● WRITTEN PROBLEM:
Pictures do not belong in the copy. Return all of the entries exactly.

:::

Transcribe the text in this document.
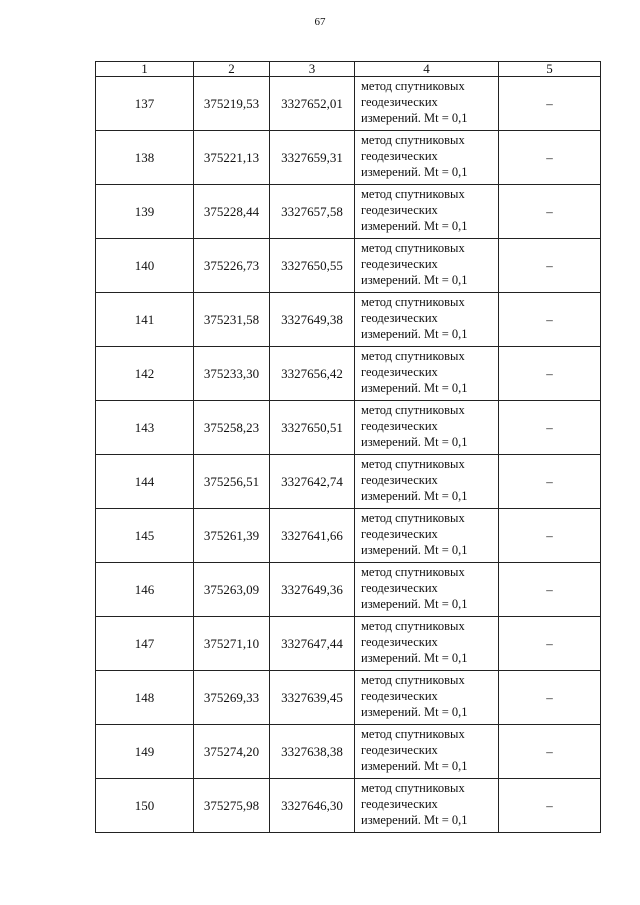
67
1	2	3	4	5
137	375219,53	3327652,01	метод спутниковых
геодезических
измерений. Mt = 0,1	–
138	375221,13	3327659,31	метод спутниковых
геодезических
измерений. Mt = 0,1	–
139	375228,44	3327657,58	метод спутниковых
геодезических
измерений. Mt = 0,1	–
140	375226,73	3327650,55	метод спутниковых
геодезических
измерений. Mt = 0,1	–
141	375231,58	3327649,38	метод спутниковых
геодезических
измерений. Mt = 0,1	–
142	375233,30	3327656,42	метод спутниковых
геодезических
измерений. Mt = 0,1	–
143	375258,23	3327650,51	метод спутниковых
геодезических
измерений. Mt = 0,1	–
144	375256,51	3327642,74	метод спутниковых
геодезических
измерений. Mt = 0,1	–
145	375261,39	3327641,66	метод спутниковых
геодезических
измерений. Mt = 0,1	–
146	375263,09	3327649,36	метод спутниковых
геодезических
измерений. Mt = 0,1	–
147	375271,10	3327647,44	метод спутниковых
геодезических
измерений. Mt = 0,1	–
148	375269,33	3327639,45	метод спутниковых
геодезических
измерений. Mt = 0,1	–
149	375274,20	3327638,38	метод спутниковых
геодезических
измерений. Mt = 0,1	–
150	375275,98	3327646,30	метод спутниковых
геодезических
измерений. Mt = 0,1	–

:::

● SOLUTION TO THIS TASK:
Transcribe the text in this document.
67
1	2	3	4	5
137	375219,53	3327652,01	метод спутниковых
геодезических
измерений. Mt = 0,1	–
138	375221,13	3327659,31	метод спутниковых
геодезических
измерений. Mt = 0,1	–
139	375228,44	3327657,58	метод спутниковых
геодезических
измерений. Mt = 0,1	–
140	375226,73	3327650,55	метод спутниковых
геодезических
измерений. Mt = 0,1	–
141	375231,58	3327649,38	метод спутниковых
геодезических
измерений. Mt = 0,1	–
142	375233,30	3327656,42	метод спутниковых
геодезических
измерений. Mt = 0,1	–
143	375258,23	3327650,51	метод спутниковых
геодезических
измерений. Mt = 0,1	–
144	375256,51	3327642,74	метод спутниковых
геодезических
измерений. Mt = 0,1	–
145	375261,39	3327641,66	метод спутниковых
геодезических
измерений. Mt = 0,1	–
146	375263,09	3327649,36	метод спутниковых
геодезических
измерений. Mt = 0,1	–
147	375271,10	3327647,44	метод спутниковых
геодезических
измерений. Mt = 0,1	–
148	375269,33	3327639,45	метод спутниковых
геодезических
измерений. Mt = 0,1	–
149	375274,20	3327638,38	метод спутниковых
геодезических
измерений. Mt = 0,1	–
150	375275,98	3327646,30	метод спутниковых
геодезических
измерений. Mt = 0,1	–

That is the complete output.